DATA FOR PROCESSING:
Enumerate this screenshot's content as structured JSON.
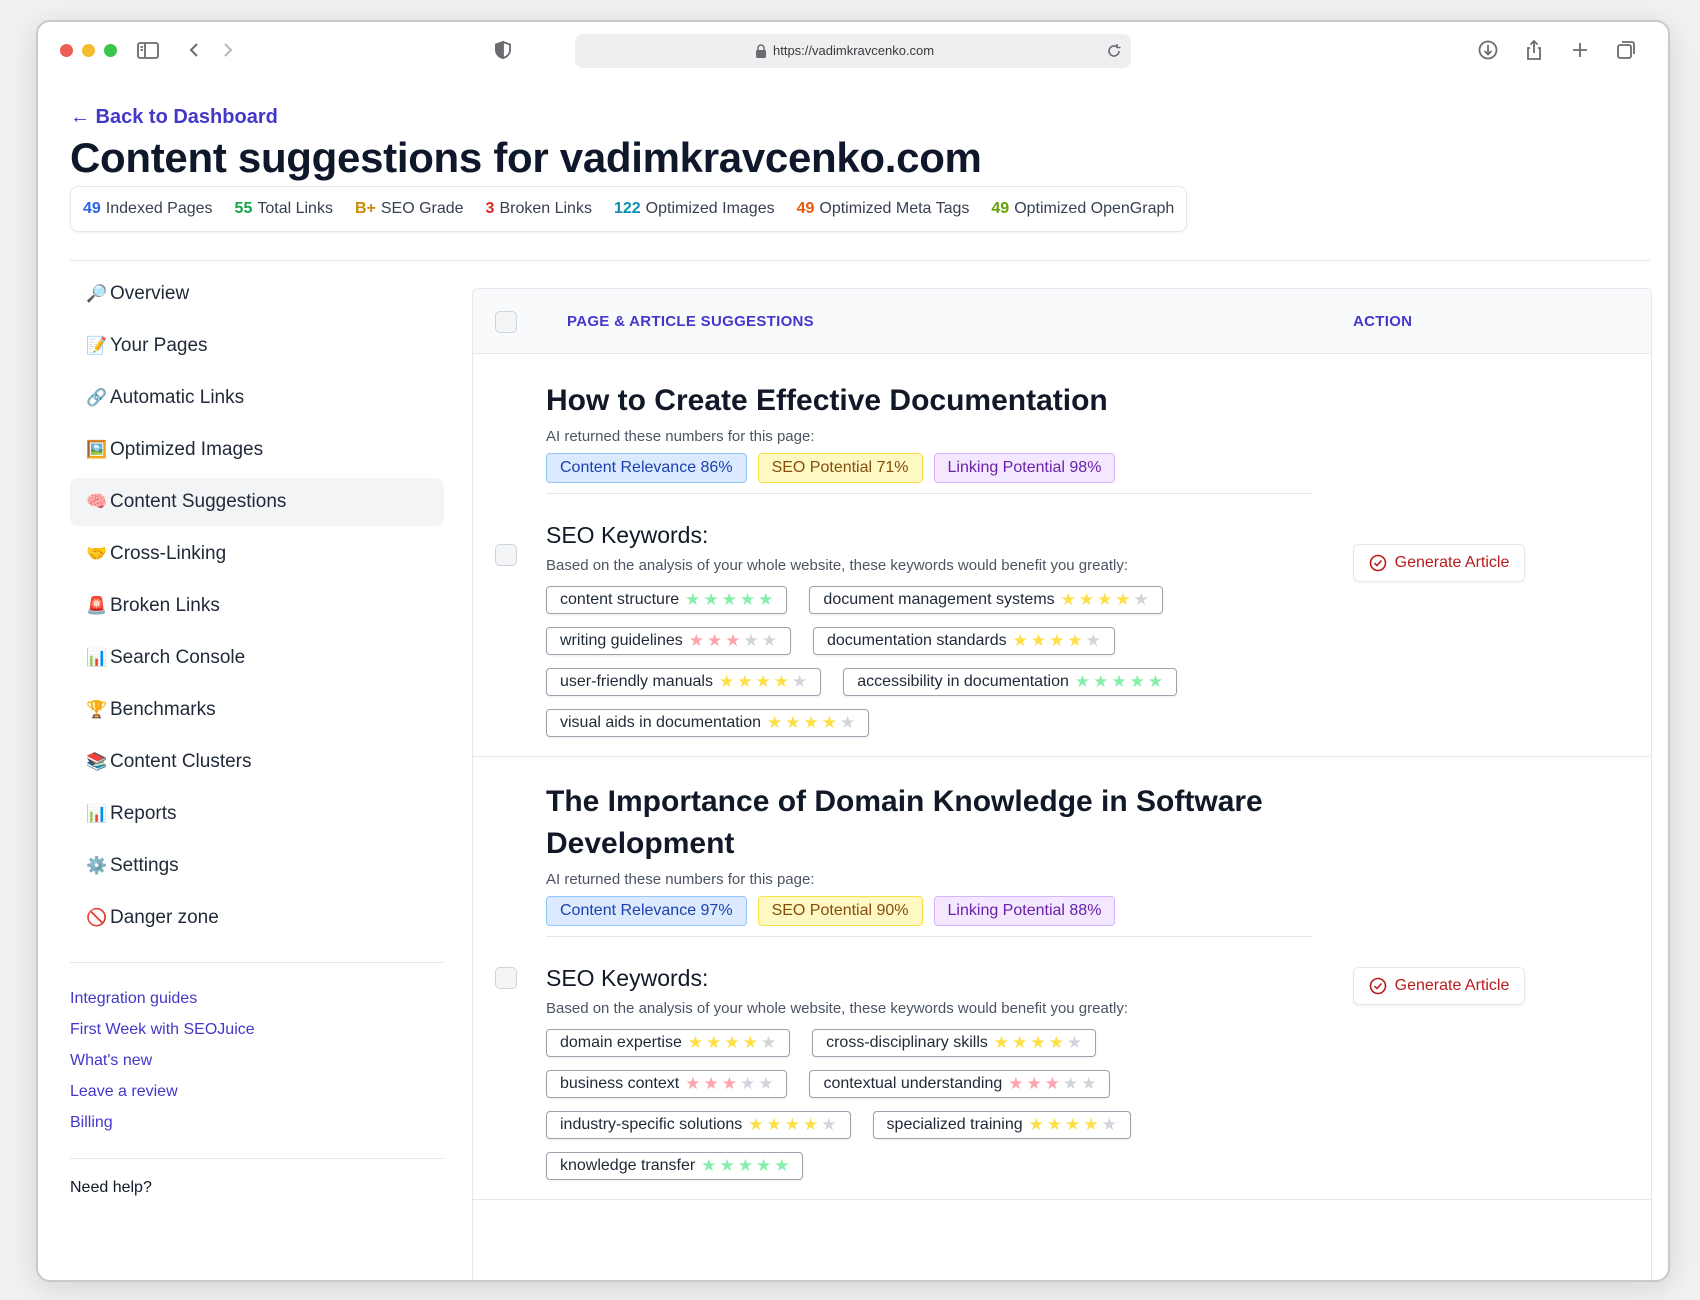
{
  "browser": {
    "url": "https://vadimkravcenko.com"
  },
  "header": {
    "back_label": "← Back to Dashboard",
    "title": "Content suggestions for vadimkravcenko.com"
  },
  "stats": [
    {
      "value": "49",
      "label": "Indexed Pages",
      "color": "#2563eb"
    },
    {
      "value": "55",
      "label": "Total Links",
      "color": "#16a34a"
    },
    {
      "value": "B+",
      "label": "SEO Grade",
      "color": "#ca8a04"
    },
    {
      "value": "3",
      "label": "Broken Links",
      "color": "#dc2626"
    },
    {
      "value": "122",
      "label": "Optimized Images",
      "color": "#0891b2"
    },
    {
      "value": "49",
      "label": "Optimized Meta Tags",
      "color": "#ea580c"
    },
    {
      "value": "49",
      "label": "Optimized OpenGraph",
      "color": "#65a30d"
    }
  ],
  "sidebar": {
    "items": [
      {
        "emoji": "🔎",
        "label": "Overview",
        "active": false
      },
      {
        "emoji": "📝",
        "label": "Your Pages",
        "active": false
      },
      {
        "emoji": "🔗",
        "label": "Automatic Links",
        "active": false
      },
      {
        "emoji": "🖼️",
        "label": "Optimized Images",
        "active": false
      },
      {
        "emoji": "🧠",
        "label": "Content Suggestions",
        "active": true
      },
      {
        "emoji": "🤝",
        "label": "Cross-Linking",
        "active": false
      },
      {
        "emoji": "🚨",
        "label": "Broken Links",
        "active": false
      },
      {
        "emoji": "📊",
        "label": "Search Console",
        "active": false
      },
      {
        "emoji": "🏆",
        "label": "Benchmarks",
        "active": false
      },
      {
        "emoji": "📚",
        "label": "Content Clusters",
        "active": false
      },
      {
        "emoji": "📊",
        "label": "Reports",
        "active": false
      },
      {
        "emoji": "⚙️",
        "label": "Settings",
        "active": false
      },
      {
        "emoji": "🚫",
        "label": "Danger zone",
        "active": false
      }
    ],
    "links": [
      "Integration guides",
      "First Week with SEOJuice",
      "What's new",
      "Leave a review",
      "Billing"
    ],
    "need_help": "Need help?"
  },
  "table": {
    "col_suggestions": "PAGE & ARTICLE SUGGESTIONS",
    "col_action": "ACTION",
    "ai_note": "AI returned these numbers for this page:",
    "kw_heading": "SEO Keywords:",
    "kw_subtitle": "Based on the analysis of your whole website, these keywords would benefit you greatly:",
    "action_label": "Generate Article",
    "rows": [
      {
        "title": "How to Create Effective Documentation",
        "metrics": {
          "relevance": "Content Relevance 86%",
          "seo": "SEO Potential 71%",
          "linking": "Linking Potential 98%"
        },
        "keywords": [
          {
            "text": "content structure",
            "stars": 5
          },
          {
            "text": "document management systems",
            "stars": 4
          },
          {
            "text": "writing guidelines",
            "stars": 3
          },
          {
            "text": "documentation standards",
            "stars": 4
          },
          {
            "text": "user-friendly manuals",
            "stars": 4
          },
          {
            "text": "accessibility in documentation",
            "stars": 5
          },
          {
            "text": "visual aids in documentation",
            "stars": 4
          }
        ]
      },
      {
        "title": "The Importance of Domain Knowledge in Software Development",
        "metrics": {
          "relevance": "Content Relevance 97%",
          "seo": "SEO Potential 90%",
          "linking": "Linking Potential 88%"
        },
        "keywords": [
          {
            "text": "domain expertise",
            "stars": 4
          },
          {
            "text": "cross-disciplinary skills",
            "stars": 4
          },
          {
            "text": "business context",
            "stars": 3
          },
          {
            "text": "contextual understanding",
            "stars": 3
          },
          {
            "text": "industry-specific solutions",
            "stars": 4
          },
          {
            "text": "specialized training",
            "stars": 4
          },
          {
            "text": "knowledge transfer",
            "stars": 5
          }
        ]
      }
    ]
  }
}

WHAT NEEDS TO BE DONE:
Pick each line holding the word "relevance" out of the data and copy it.

SOLVED PROBLEM:
          "relevance": "Content Relevance 86%",
          "relevance": "Content Relevance 97%",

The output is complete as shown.